WHAT THE TASK REQUIRES =
In your copy, repeat the records exactly and leave out the pictures.
____ PROVIDED MATERIAL
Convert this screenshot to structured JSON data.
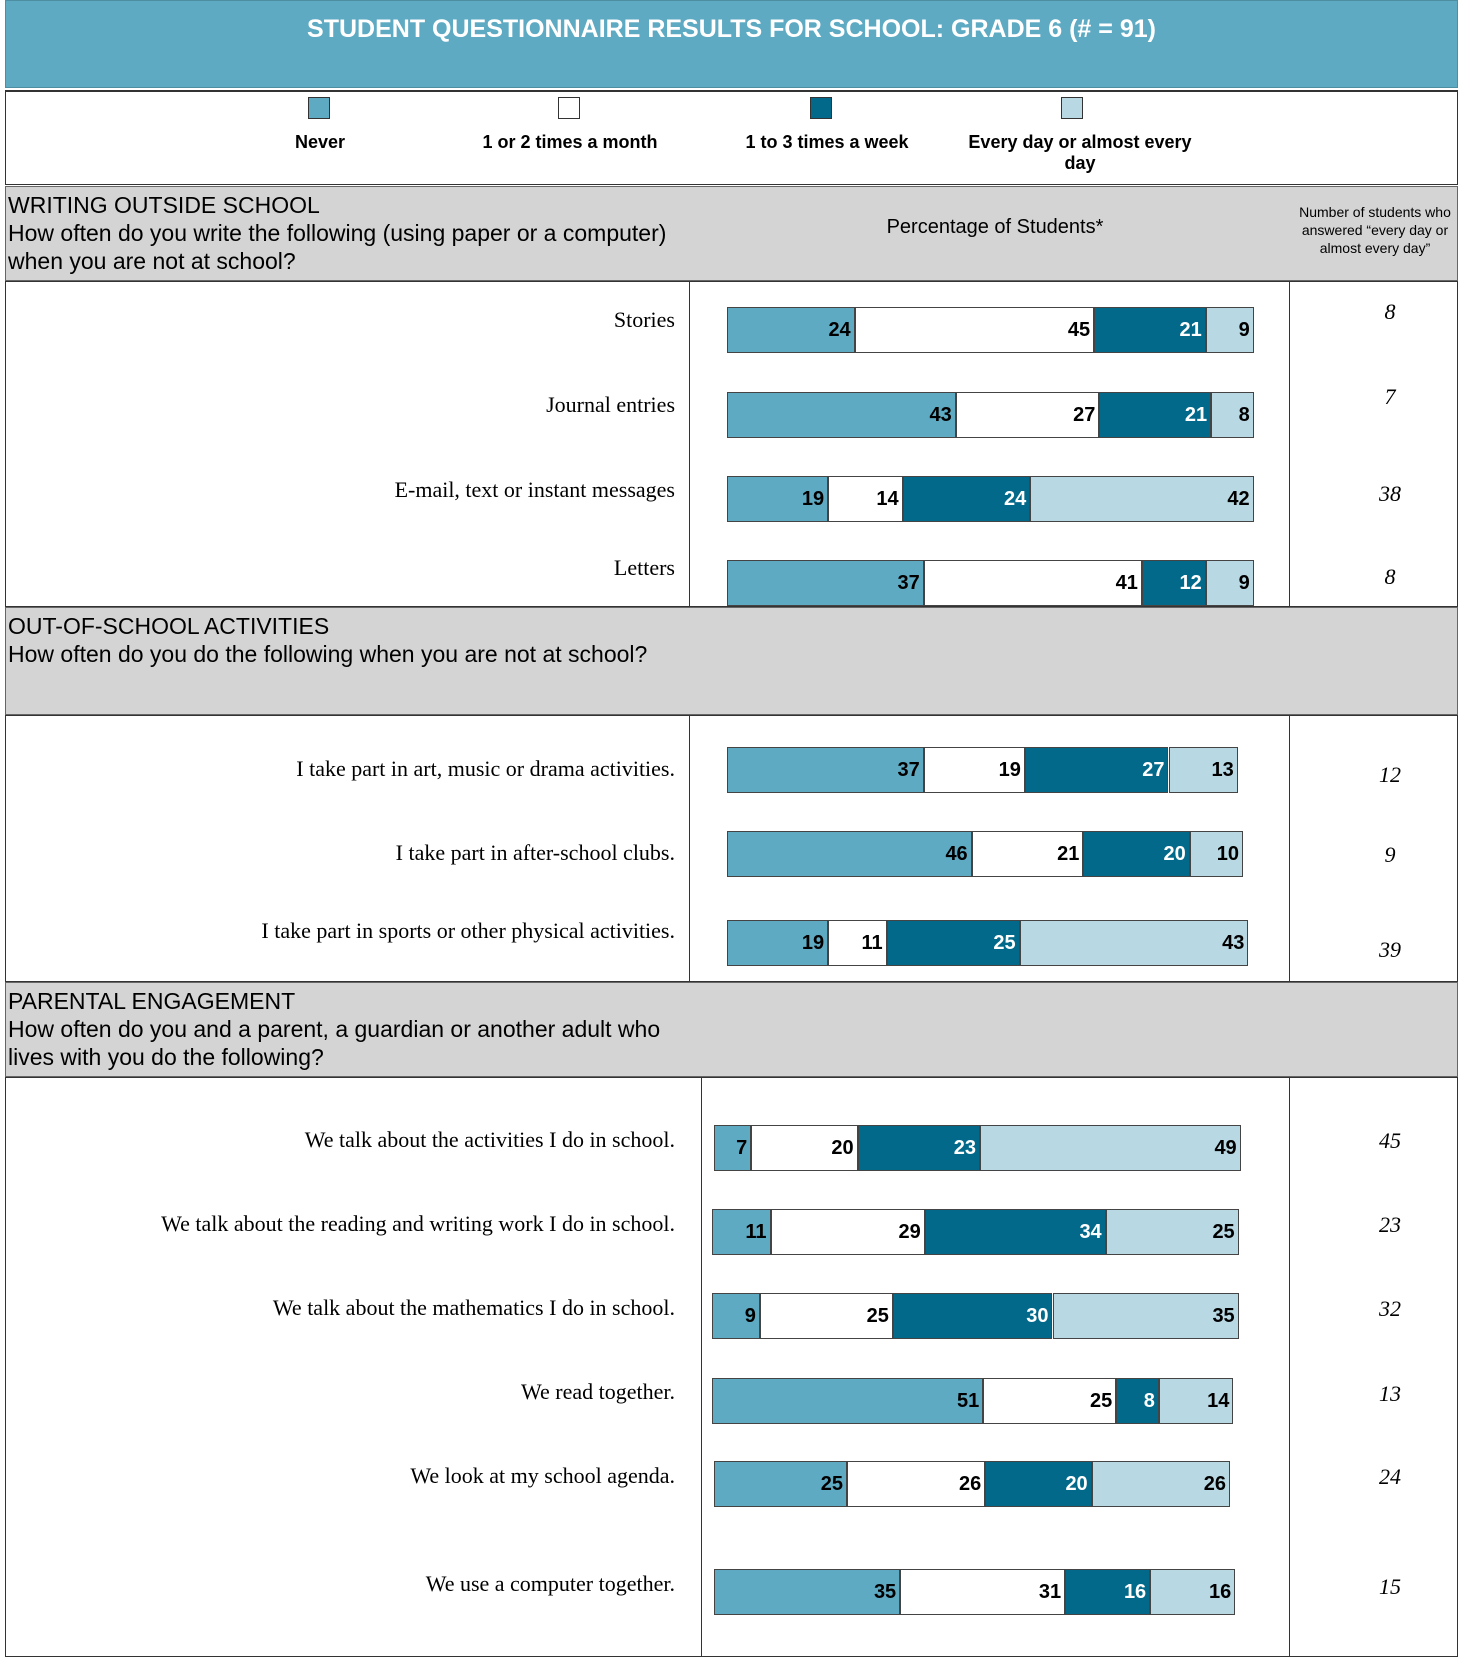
{
  "title": "STUDENT QUESTIONNAIRE RESULTS FOR SCHOOL: GRADE 6 (# = 91)",
  "colors": {
    "never": "#5eaac3",
    "monthly": "#ffffff",
    "weekly": "#03698a",
    "daily": "#b8d8e3",
    "header_bg": "#d4d4d4"
  },
  "legend": [
    "Never",
    "1 or 2 times a month",
    "1 to 3 times a week",
    "Every day or almost every day"
  ],
  "percent_header": "Percentage of Students*",
  "count_header": "Number of students who answered “every day or almost every day”",
  "chart_data": [
    {
      "type": "bar",
      "title": "WRITING OUTSIDE SCHOOL",
      "subtitle": "How often do you write the following (using paper or  a computer) when you are not at school?",
      "categories": [
        "Stories",
        "Journal entries",
        "E-mail, text or instant messages",
        "Letters"
      ],
      "series": [
        {
          "name": "Never",
          "values": [
            24,
            43,
            19,
            37
          ]
        },
        {
          "name": "1 or 2 times a month",
          "values": [
            45,
            27,
            14,
            41
          ]
        },
        {
          "name": "1 to 3 times a week",
          "values": [
            21,
            21,
            24,
            12
          ]
        },
        {
          "name": "Every day or almost every day",
          "values": [
            9,
            8,
            42,
            9
          ]
        }
      ],
      "counts": [
        "8",
        "7",
        "38",
        "8"
      ]
    },
    {
      "type": "bar",
      "title": "OUT-OF-SCHOOL ACTIVITIES",
      "subtitle": "How often do you do the following when you are not  at school?",
      "categories": [
        "I take part in art, music or drama activities.",
        "I take part in after-school clubs.",
        "I take part in sports or other physical activities."
      ],
      "series": [
        {
          "name": "Never",
          "values": [
            37,
            46,
            19
          ]
        },
        {
          "name": "1 or 2 times a month",
          "values": [
            19,
            21,
            11
          ]
        },
        {
          "name": "1 to 3 times a week",
          "values": [
            27,
            20,
            25
          ]
        },
        {
          "name": "Every day or almost every day",
          "values": [
            13,
            10,
            43
          ]
        }
      ],
      "counts": [
        "12",
        "9",
        "39"
      ]
    },
    {
      "type": "bar",
      "title": "PARENTAL ENGAGEMENT",
      "subtitle": "How often do you and a parent, a guardian or  another adult who lives with you do the following?",
      "categories": [
        "We talk about the activities I do in school.",
        "We talk about the reading and writing work I do in school.",
        "We talk about the mathematics I do in school.",
        "We read together.",
        "We look at my school agenda.",
        "We use a computer together."
      ],
      "series": [
        {
          "name": "Never",
          "values": [
            7,
            11,
            9,
            51,
            25,
            35
          ]
        },
        {
          "name": "1 or 2 times a month",
          "values": [
            20,
            29,
            25,
            25,
            26,
            31
          ]
        },
        {
          "name": "1 to 3 times a week",
          "values": [
            23,
            34,
            30,
            8,
            20,
            16
          ]
        },
        {
          "name": "Every day or almost every day",
          "values": [
            49,
            25,
            35,
            14,
            26,
            16
          ]
        }
      ],
      "counts": [
        "45",
        "23",
        "32",
        "13",
        "24",
        "15"
      ]
    }
  ]
}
________
ANSWER TO THE EXERCISE =
Convert this screenshot to structured JSON data.
{
  "title": "STUDENT QUESTIONNAIRE RESULTS FOR SCHOOL: GRADE 6 (# = 91)",
  "colors": {
    "never": "#5eaac3",
    "monthly": "#ffffff",
    "weekly": "#03698a",
    "daily": "#b8d8e3",
    "header_bg": "#d4d4d4"
  },
  "legend": [
    "Never",
    "1 or 2 times a month",
    "1 to 3 times a week",
    "Every day or almost every day"
  ],
  "percent_header": "Percentage of Students*",
  "count_header": "Number of students who answered “every day or almost every day”",
  "chart_data": [
    {
      "type": "bar",
      "title": "WRITING OUTSIDE SCHOOL",
      "subtitle": "How often do you write the following (using paper or  a computer) when you are not at school?",
      "categories": [
        "Stories",
        "Journal entries",
        "E-mail, text or instant messages",
        "Letters"
      ],
      "series": [
        {
          "name": "Never",
          "values": [
            24,
            43,
            19,
            37
          ]
        },
        {
          "name": "1 or 2 times a month",
          "values": [
            45,
            27,
            14,
            41
          ]
        },
        {
          "name": "1 to 3 times a week",
          "values": [
            21,
            21,
            24,
            12
          ]
        },
        {
          "name": "Every day or almost every day",
          "values": [
            9,
            8,
            42,
            9
          ]
        }
      ],
      "counts": [
        "8",
        "7",
        "38",
        "8"
      ]
    },
    {
      "type": "bar",
      "title": "OUT-OF-SCHOOL ACTIVITIES",
      "subtitle": "How often do you do the following when you are not  at school?",
      "categories": [
        "I take part in art, music or drama activities.",
        "I take part in after-school clubs.",
        "I take part in sports or other physical activities."
      ],
      "series": [
        {
          "name": "Never",
          "values": [
            37,
            46,
            19
          ]
        },
        {
          "name": "1 or 2 times a month",
          "values": [
            19,
            21,
            11
          ]
        },
        {
          "name": "1 to 3 times a week",
          "values": [
            27,
            20,
            25
          ]
        },
        {
          "name": "Every day or almost every day",
          "values": [
            13,
            10,
            43
          ]
        }
      ],
      "counts": [
        "12",
        "9",
        "39"
      ]
    },
    {
      "type": "bar",
      "title": "PARENTAL ENGAGEMENT",
      "subtitle": "How often do you and a parent, a guardian or  another adult who lives with you do the following?",
      "categories": [
        "We talk about the activities I do in school.",
        "We talk about the reading and writing work I do in school.",
        "We talk about the mathematics I do in school.",
        "We read together.",
        "We look at my school agenda.",
        "We use a computer together."
      ],
      "series": [
        {
          "name": "Never",
          "values": [
            7,
            11,
            9,
            51,
            25,
            35
          ]
        },
        {
          "name": "1 or 2 times a month",
          "values": [
            20,
            29,
            25,
            25,
            26,
            31
          ]
        },
        {
          "name": "1 to 3 times a week",
          "values": [
            23,
            34,
            30,
            8,
            20,
            16
          ]
        },
        {
          "name": "Every day or almost every day",
          "values": [
            49,
            25,
            35,
            14,
            26,
            16
          ]
        }
      ],
      "counts": [
        "45",
        "23",
        "32",
        "13",
        "24",
        "15"
      ]
    }
  ]
}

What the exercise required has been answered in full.